STATED TASK: Return every entry exactly as written.

[Dataset records]
────────

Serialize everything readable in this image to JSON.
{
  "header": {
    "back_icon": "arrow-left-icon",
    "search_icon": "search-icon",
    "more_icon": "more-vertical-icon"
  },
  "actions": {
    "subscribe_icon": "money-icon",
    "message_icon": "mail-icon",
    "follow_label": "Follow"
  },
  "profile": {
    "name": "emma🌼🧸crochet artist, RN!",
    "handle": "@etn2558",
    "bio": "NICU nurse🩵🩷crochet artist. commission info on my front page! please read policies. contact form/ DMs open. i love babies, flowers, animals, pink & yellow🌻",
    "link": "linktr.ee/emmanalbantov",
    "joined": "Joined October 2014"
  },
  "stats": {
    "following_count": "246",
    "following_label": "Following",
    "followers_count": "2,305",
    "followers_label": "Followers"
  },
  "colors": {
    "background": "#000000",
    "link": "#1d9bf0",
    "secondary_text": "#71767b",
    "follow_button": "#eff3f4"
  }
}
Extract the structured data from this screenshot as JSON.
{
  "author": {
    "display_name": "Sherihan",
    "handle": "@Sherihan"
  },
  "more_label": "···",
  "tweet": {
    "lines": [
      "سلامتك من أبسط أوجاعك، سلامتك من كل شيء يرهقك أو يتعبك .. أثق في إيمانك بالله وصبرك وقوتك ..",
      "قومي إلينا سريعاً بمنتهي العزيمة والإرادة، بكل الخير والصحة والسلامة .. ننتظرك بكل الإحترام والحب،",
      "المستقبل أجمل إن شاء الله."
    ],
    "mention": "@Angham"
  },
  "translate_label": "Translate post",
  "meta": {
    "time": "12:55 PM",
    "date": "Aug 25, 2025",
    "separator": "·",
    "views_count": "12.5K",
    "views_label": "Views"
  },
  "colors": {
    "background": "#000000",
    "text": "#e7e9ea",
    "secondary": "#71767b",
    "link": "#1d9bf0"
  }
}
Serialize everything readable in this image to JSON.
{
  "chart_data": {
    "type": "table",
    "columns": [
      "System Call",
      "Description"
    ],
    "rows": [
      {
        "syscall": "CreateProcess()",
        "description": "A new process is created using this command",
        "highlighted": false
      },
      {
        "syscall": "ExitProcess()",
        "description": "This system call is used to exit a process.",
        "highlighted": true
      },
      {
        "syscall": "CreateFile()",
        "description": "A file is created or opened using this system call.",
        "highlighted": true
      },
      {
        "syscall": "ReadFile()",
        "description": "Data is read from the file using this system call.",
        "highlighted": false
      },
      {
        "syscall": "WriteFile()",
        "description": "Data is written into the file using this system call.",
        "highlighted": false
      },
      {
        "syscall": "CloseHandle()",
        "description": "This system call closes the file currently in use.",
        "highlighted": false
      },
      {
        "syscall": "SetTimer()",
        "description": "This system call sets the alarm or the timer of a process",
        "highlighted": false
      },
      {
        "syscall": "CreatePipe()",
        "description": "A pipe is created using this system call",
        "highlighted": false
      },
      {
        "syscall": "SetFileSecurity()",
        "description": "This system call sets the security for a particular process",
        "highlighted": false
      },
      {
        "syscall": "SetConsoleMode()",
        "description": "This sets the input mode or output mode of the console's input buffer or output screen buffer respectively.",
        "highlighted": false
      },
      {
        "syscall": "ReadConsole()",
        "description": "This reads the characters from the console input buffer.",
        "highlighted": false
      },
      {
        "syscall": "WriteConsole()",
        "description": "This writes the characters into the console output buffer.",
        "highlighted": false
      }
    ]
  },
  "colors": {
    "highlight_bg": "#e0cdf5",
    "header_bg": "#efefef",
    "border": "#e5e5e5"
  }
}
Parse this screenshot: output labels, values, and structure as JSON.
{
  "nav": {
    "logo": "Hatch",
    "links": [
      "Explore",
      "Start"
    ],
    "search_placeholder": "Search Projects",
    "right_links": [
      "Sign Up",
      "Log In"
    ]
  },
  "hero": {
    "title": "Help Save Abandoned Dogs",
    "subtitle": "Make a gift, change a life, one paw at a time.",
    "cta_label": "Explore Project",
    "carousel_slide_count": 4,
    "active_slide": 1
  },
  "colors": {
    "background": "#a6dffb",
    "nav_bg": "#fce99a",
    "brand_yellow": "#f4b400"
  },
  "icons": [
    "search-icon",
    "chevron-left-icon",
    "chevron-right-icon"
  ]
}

────────

FULL SOLUTION:
Serialize everything readable in this image to JSON.
{
  "header": {
    "back_icon": "arrow-left-icon",
    "search_icon": "search-icon",
    "more_icon": "more-vertical-icon"
  },
  "actions": {
    "subscribe_icon": "money-icon",
    "message_icon": "mail-icon",
    "follow_label": "Follow"
  },
  "profile": {
    "name": "emma🌼🧸crochet artist, RN!",
    "handle": "@etn2558",
    "bio": "NICU nurse🩵🩷crochet artist. commission info on my front page! please read policies. contact form/ DMs open. i love babies, flowers, animals, pink & yellow🌻",
    "link": "linktr.ee/emmanalbantov",
    "joined": "Joined October 2014"
  },
  "stats": {
    "following_count": "246",
    "following_label": "Following",
    "followers_count": "2,305",
    "followers_label": "Followers"
  },
  "colors": {
    "background": "#000000",
    "link": "#1d9bf0",
    "secondary_text": "#71767b",
    "follow_button": "#eff3f4"
  }
}
Extract the structured data from this screenshot as JSON.
{
  "author": {
    "display_name": "Sherihan",
    "handle": "@Sherihan"
  },
  "more_label": "···",
  "tweet": {
    "lines": [
      "سلامتك من أبسط أوجاعك، سلامتك من كل شيء يرهقك أو يتعبك .. أثق في إيمانك بالله وصبرك وقوتك ..",
      "قومي إلينا سريعاً بمنتهي العزيمة والإرادة، بكل الخير والصحة والسلامة .. ننتظرك بكل الإحترام والحب،",
      "المستقبل أجمل إن شاء الله."
    ],
    "mention": "@Angham"
  },
  "translate_label": "Translate post",
  "meta": {
    "time": "12:55 PM",
    "date": "Aug 25, 2025",
    "separator": "·",
    "views_count": "12.5K",
    "views_label": "Views"
  },
  "colors": {
    "background": "#000000",
    "text": "#e7e9ea",
    "secondary": "#71767b",
    "link": "#1d9bf0"
  }
}
Serialize everything readable in this image to JSON.
{
  "chart_data": {
    "type": "table",
    "columns": [
      "System Call",
      "Description"
    ],
    "rows": [
      {
        "syscall": "CreateProcess()",
        "description": "A new process is created using this command",
        "highlighted": false
      },
      {
        "syscall": "ExitProcess()",
        "description": "This system call is used to exit a process.",
        "highlighted": true
      },
      {
        "syscall": "CreateFile()",
        "description": "A file is created or opened using this system call.",
        "highlighted": true
      },
      {
        "syscall": "ReadFile()",
        "description": "Data is read from the file using this system call.",
        "highlighted": false
      },
      {
        "syscall": "WriteFile()",
        "description": "Data is written into the file using this system call.",
        "highlighted": false
      },
      {
        "syscall": "CloseHandle()",
        "description": "This system call closes the file currently in use.",
        "highlighted": false
      },
      {
        "syscall": "SetTimer()",
        "description": "This system call sets the alarm or the timer of a process",
        "highlighted": false
      },
      {
        "syscall": "CreatePipe()",
        "description": "A pipe is created using this system call",
        "highlighted": false
      },
      {
        "syscall": "SetFileSecurity()",
        "description": "This system call sets the security for a particular process",
        "highlighted": false
      },
      {
        "syscall": "SetConsoleMode()",
        "description": "This sets the input mode or output mode of the console's input buffer or output screen buffer respectively.",
        "highlighted": false
      },
      {
        "syscall": "ReadConsole()",
        "description": "This reads the characters from the console input buffer.",
        "highlighted": false
      },
      {
        "syscall": "WriteConsole()",
        "description": "This writes the characters into the console output buffer.",
        "highlighted": false
      }
    ]
  },
  "colors": {
    "highlight_bg": "#e0cdf5",
    "header_bg": "#efefef",
    "border": "#e5e5e5"
  }
}
Parse this screenshot: output labels, values, and structure as JSON.
{
  "nav": {
    "logo": "Hatch",
    "links": [
      "Explore",
      "Start"
    ],
    "search_placeholder": "Search Projects",
    "right_links": [
      "Sign Up",
      "Log In"
    ]
  },
  "hero": {
    "title": "Help Save Abandoned Dogs",
    "subtitle": "Make a gift, change a life, one paw at a time.",
    "cta_label": "Explore Project",
    "carousel_slide_count": 4,
    "active_slide": 1
  },
  "colors": {
    "background": "#a6dffb",
    "nav_bg": "#fce99a",
    "brand_yellow": "#f4b400"
  },
  "icons": [
    "search-icon",
    "chevron-left-icon",
    "chevron-right-icon"
  ]
}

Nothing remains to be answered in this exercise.